■ Data to process
________________________________________

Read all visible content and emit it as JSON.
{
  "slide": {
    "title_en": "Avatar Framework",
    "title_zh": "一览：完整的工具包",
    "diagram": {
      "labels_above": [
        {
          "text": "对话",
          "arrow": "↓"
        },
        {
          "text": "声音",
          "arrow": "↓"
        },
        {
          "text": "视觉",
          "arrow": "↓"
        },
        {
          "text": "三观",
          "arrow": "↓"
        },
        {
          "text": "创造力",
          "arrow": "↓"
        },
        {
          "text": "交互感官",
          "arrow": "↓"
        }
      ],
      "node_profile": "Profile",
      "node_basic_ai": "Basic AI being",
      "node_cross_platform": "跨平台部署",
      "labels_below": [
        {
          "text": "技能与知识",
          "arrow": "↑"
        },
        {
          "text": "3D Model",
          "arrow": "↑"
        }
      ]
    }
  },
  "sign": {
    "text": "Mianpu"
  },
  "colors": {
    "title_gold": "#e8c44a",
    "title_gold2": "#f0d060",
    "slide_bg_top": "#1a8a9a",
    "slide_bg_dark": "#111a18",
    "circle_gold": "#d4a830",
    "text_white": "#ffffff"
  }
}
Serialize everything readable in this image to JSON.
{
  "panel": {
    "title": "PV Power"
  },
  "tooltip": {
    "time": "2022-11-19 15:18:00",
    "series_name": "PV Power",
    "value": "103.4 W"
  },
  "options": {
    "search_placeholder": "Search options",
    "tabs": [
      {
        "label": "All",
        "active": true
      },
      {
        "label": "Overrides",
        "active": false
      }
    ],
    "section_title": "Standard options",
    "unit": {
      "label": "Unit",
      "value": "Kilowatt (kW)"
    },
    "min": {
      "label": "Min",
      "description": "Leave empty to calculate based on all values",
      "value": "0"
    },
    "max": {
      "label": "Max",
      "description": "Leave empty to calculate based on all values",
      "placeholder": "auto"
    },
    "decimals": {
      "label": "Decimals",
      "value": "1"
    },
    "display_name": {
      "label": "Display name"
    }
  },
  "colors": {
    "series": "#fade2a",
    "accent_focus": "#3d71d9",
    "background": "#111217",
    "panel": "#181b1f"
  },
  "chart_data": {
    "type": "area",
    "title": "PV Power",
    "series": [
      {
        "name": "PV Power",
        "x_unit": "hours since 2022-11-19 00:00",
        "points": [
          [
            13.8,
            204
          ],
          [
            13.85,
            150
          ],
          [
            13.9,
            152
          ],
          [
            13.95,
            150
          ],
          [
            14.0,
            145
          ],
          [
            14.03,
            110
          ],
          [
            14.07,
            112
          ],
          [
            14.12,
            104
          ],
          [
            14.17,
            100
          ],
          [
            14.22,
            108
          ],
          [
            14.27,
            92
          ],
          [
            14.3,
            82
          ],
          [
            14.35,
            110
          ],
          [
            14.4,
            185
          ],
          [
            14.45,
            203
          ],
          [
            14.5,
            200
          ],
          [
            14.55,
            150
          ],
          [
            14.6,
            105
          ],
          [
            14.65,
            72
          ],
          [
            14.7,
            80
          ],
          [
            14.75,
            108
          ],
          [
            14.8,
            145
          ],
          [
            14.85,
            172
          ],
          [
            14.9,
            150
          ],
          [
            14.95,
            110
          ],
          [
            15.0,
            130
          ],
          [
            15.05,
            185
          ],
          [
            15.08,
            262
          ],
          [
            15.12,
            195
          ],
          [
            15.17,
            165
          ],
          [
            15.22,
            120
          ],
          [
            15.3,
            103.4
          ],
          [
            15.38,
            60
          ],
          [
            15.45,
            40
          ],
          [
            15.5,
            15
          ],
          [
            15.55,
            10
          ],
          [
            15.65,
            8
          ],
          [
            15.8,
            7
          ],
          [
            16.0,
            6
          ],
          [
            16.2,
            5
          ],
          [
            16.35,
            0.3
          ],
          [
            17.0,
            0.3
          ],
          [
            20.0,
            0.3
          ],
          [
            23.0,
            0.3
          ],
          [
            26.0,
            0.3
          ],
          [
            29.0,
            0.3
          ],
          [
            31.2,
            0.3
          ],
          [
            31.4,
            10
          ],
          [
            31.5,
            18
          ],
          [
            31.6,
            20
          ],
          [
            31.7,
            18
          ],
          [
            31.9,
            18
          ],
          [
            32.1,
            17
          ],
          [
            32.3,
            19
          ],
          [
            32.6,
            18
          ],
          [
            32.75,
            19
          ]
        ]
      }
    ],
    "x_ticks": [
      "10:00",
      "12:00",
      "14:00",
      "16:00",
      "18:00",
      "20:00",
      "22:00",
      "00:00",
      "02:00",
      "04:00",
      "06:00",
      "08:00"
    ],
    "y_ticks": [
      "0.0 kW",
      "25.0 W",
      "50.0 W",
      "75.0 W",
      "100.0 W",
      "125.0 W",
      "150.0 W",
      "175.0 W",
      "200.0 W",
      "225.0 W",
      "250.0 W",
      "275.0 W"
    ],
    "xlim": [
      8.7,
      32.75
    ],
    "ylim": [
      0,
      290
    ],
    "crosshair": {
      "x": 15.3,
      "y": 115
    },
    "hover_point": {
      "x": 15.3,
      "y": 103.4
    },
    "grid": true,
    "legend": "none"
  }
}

________________________________________

■ Exercise
All the entries above need to be reproduced exactly.

■ Result for this task
Read all visible content and emit it as JSON.
{
  "slide": {
    "title_en": "Avatar Framework",
    "title_zh": "一览：完整的工具包",
    "diagram": {
      "labels_above": [
        {
          "text": "对话",
          "arrow": "↓"
        },
        {
          "text": "声音",
          "arrow": "↓"
        },
        {
          "text": "视觉",
          "arrow": "↓"
        },
        {
          "text": "三观",
          "arrow": "↓"
        },
        {
          "text": "创造力",
          "arrow": "↓"
        },
        {
          "text": "交互感官",
          "arrow": "↓"
        }
      ],
      "node_profile": "Profile",
      "node_basic_ai": "Basic AI being",
      "node_cross_platform": "跨平台部署",
      "labels_below": [
        {
          "text": "技能与知识",
          "arrow": "↑"
        },
        {
          "text": "3D Model",
          "arrow": "↑"
        }
      ]
    }
  },
  "sign": {
    "text": "Mianpu"
  },
  "colors": {
    "title_gold": "#e8c44a",
    "title_gold2": "#f0d060",
    "slide_bg_top": "#1a8a9a",
    "slide_bg_dark": "#111a18",
    "circle_gold": "#d4a830",
    "text_white": "#ffffff"
  }
}
Serialize everything readable in this image to JSON.
{
  "panel": {
    "title": "PV Power"
  },
  "tooltip": {
    "time": "2022-11-19 15:18:00",
    "series_name": "PV Power",
    "value": "103.4 W"
  },
  "options": {
    "search_placeholder": "Search options",
    "tabs": [
      {
        "label": "All",
        "active": true
      },
      {
        "label": "Overrides",
        "active": false
      }
    ],
    "section_title": "Standard options",
    "unit": {
      "label": "Unit",
      "value": "Kilowatt (kW)"
    },
    "min": {
      "label": "Min",
      "description": "Leave empty to calculate based on all values",
      "value": "0"
    },
    "max": {
      "label": "Max",
      "description": "Leave empty to calculate based on all values",
      "placeholder": "auto"
    },
    "decimals": {
      "label": "Decimals",
      "value": "1"
    },
    "display_name": {
      "label": "Display name"
    }
  },
  "colors": {
    "series": "#fade2a",
    "accent_focus": "#3d71d9",
    "background": "#111217",
    "panel": "#181b1f"
  },
  "chart_data": {
    "type": "area",
    "title": "PV Power",
    "series": [
      {
        "name": "PV Power",
        "x_unit": "hours since 2022-11-19 00:00",
        "points": [
          [
            13.8,
            204
          ],
          [
            13.85,
            150
          ],
          [
            13.9,
            152
          ],
          [
            13.95,
            150
          ],
          [
            14.0,
            145
          ],
          [
            14.03,
            110
          ],
          [
            14.07,
            112
          ],
          [
            14.12,
            104
          ],
          [
            14.17,
            100
          ],
          [
            14.22,
            108
          ],
          [
            14.27,
            92
          ],
          [
            14.3,
            82
          ],
          [
            14.35,
            110
          ],
          [
            14.4,
            185
          ],
          [
            14.45,
            203
          ],
          [
            14.5,
            200
          ],
          [
            14.55,
            150
          ],
          [
            14.6,
            105
          ],
          [
            14.65,
            72
          ],
          [
            14.7,
            80
          ],
          [
            14.75,
            108
          ],
          [
            14.8,
            145
          ],
          [
            14.85,
            172
          ],
          [
            14.9,
            150
          ],
          [
            14.95,
            110
          ],
          [
            15.0,
            130
          ],
          [
            15.05,
            185
          ],
          [
            15.08,
            262
          ],
          [
            15.12,
            195
          ],
          [
            15.17,
            165
          ],
          [
            15.22,
            120
          ],
          [
            15.3,
            103.4
          ],
          [
            15.38,
            60
          ],
          [
            15.45,
            40
          ],
          [
            15.5,
            15
          ],
          [
            15.55,
            10
          ],
          [
            15.65,
            8
          ],
          [
            15.8,
            7
          ],
          [
            16.0,
            6
          ],
          [
            16.2,
            5
          ],
          [
            16.35,
            0.3
          ],
          [
            17.0,
            0.3
          ],
          [
            20.0,
            0.3
          ],
          [
            23.0,
            0.3
          ],
          [
            26.0,
            0.3
          ],
          [
            29.0,
            0.3
          ],
          [
            31.2,
            0.3
          ],
          [
            31.4,
            10
          ],
          [
            31.5,
            18
          ],
          [
            31.6,
            20
          ],
          [
            31.7,
            18
          ],
          [
            31.9,
            18
          ],
          [
            32.1,
            17
          ],
          [
            32.3,
            19
          ],
          [
            32.6,
            18
          ],
          [
            32.75,
            19
          ]
        ]
      }
    ],
    "x_ticks": [
      "10:00",
      "12:00",
      "14:00",
      "16:00",
      "18:00",
      "20:00",
      "22:00",
      "00:00",
      "02:00",
      "04:00",
      "06:00",
      "08:00"
    ],
    "y_ticks": [
      "0.0 kW",
      "25.0 W",
      "50.0 W",
      "75.0 W",
      "100.0 W",
      "125.0 W",
      "150.0 W",
      "175.0 W",
      "200.0 W",
      "225.0 W",
      "250.0 W",
      "275.0 W"
    ],
    "xlim": [
      8.7,
      32.75
    ],
    "ylim": [
      0,
      290
    ],
    "crosshair": {
      "x": 15.3,
      "y": 115
    },
    "hover_point": {
      "x": 15.3,
      "y": 103.4
    },
    "grid": true,
    "legend": "none"
  }
}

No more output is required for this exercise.